- **Task**: In the material below, find how many lines contain the string "resolved". Write only that number.
** start of Given entries **
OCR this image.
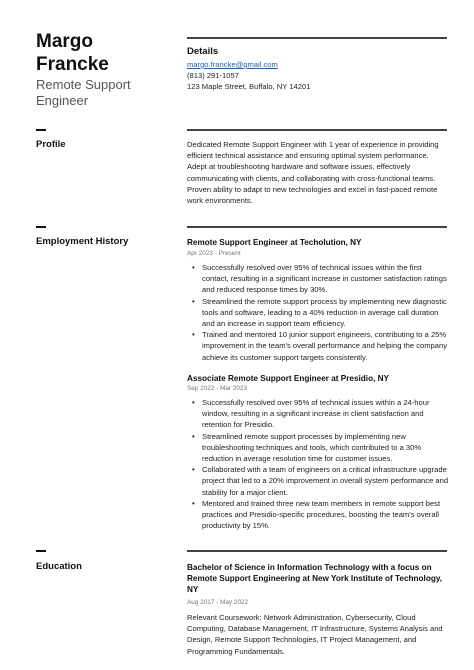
Margo
Francke
Remote Support
Engineer
Details
margo.francke@gmail.com
(813) 291-1057
123 Maple Street, Buffalo, NY 14201
Profile	Dedicated Remote Support Engineer with 1 year of experience in providing efficient technical assistance and ensuring optimal system performance. Adept at troubleshooting hardware and software issues, effectively communicating with clients, and collaborating with cross-functional teams. Proven ability to adapt to new technologies and excel in fast-paced remote work environments.
Employment History	Remote Support Engineer at Techolution, NY
Apr 2023 - Present
• Successfully resolved over 95% of technical issues within the first contact, resulting in a significant increase in customer satisfaction ratings and reduced response times by 30%.
• Streamlined the remote support process by implementing new diagnostic tools and software, leading to a 40% reduction in average call duration and an increase in support team efficiency.
• Trained and mentored 10 junior support engineers, contributing to a 25% improvement in the team's overall performance and helping the company achieve its customer support targets consistently.
Associate Remote Support Engineer at Presidio, NY
Sep 2022 - Mar 2023
• Successfully resolved over 95% of technical issues within a 24-hour window, resulting in a significant increase in client satisfaction and retention for Presidio.
• Streamlined remote support processes by implementing new troubleshooting techniques and tools, which contributed to a 30% reduction in average resolution time for customer issues.
• Collaborated with a team of engineers on a critical infrastructure upgrade project that led to a 20% improvement in overall system performance and stability for a major client.
• Mentored and trained three new team members in remote support best practices and Presidio-specific procedures, boosting the team's overall productivity by 15%.
Education	Bachelor of Science in Information Technology with a focus on Remote Support Engineering at New York Institute of Technology, NY
Aug 2017 - May 2022
Relevant Coursework: Network Administration, Cybersecurity, Cloud Computing, Database Management, IT Infrastructure, Systems Analysis and Design, Remote Support Technologies, IT Project Management, and Programming Fundamentals.
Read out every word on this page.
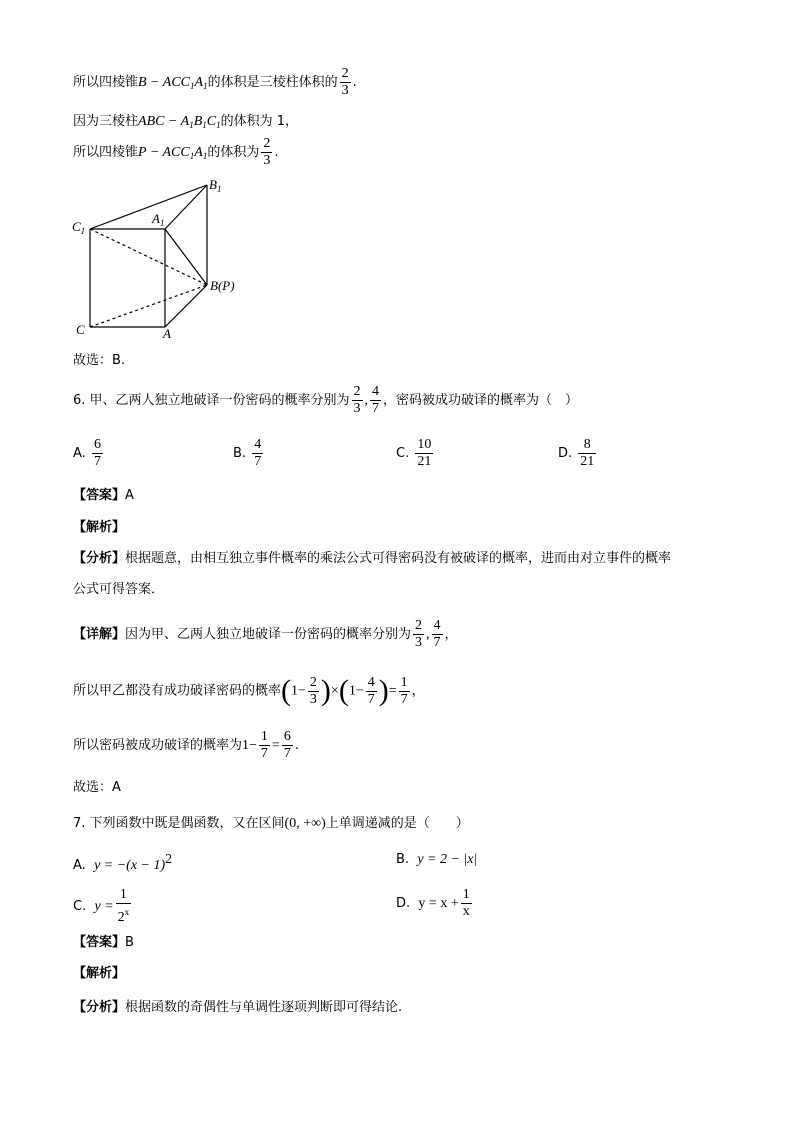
所以四棱锥$B - ACC_1A_1$的体积是三棱柱体积的 $\frac{2}{3}$ .
因为三棱柱ABC − $A_1B_1C_1$的体积为 1，
所以四棱锥$P - ACC_1A_1$的体积为 $\frac{2}{3}$ .
$B_1$
$A_1$
$C_1$
B(P)
C	A
故选：B.
6. 甲、乙两人独立地破译一份密码的概率分别为 $\frac{2}{3}$ , $\frac{4}{7}$ ，密码被成功破译的概率为（　）
A. $\frac{6}{7}$	B. $\frac{4}{7}$	C. $\frac{10}{21}$	D. $\frac{8}{21}$
【答案】A
【解析】
【分析】根据题意，由相互独立事件概率的乘法公式可得密码没有被破译的概率，进而由对立事件的概率
公式可得答案．
【详解】因为甲、乙两人独立地破译一份密码的概率分别为 $\frac{2}{3}$ , $\frac{4}{7}$ ，
所以甲乙都没有成功破译密码的概率$(1- \frac{2}{3} )\times(1- \frac{4}{7}$ )= $\frac{1}{7}$ ，
所以密码被成功破译的概率为$1- \frac{1}{7} = \frac{6}{7}$ .
故选：A
7. 下列函数中既是偶函数，又在区间(0, +∞)上单调递减的是（　　）
A. $y = -(x - 1)^2$	B. y = 2 − |x|
C. $y = \frac{1}{2^x}$	D. $y = x + \frac{1}{x}$
【答案】B
【解析】
【分析】根据函数的奇偶性与单调性逐项判断即可得结论.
** end of Given entries **
- **Result for this task**: 2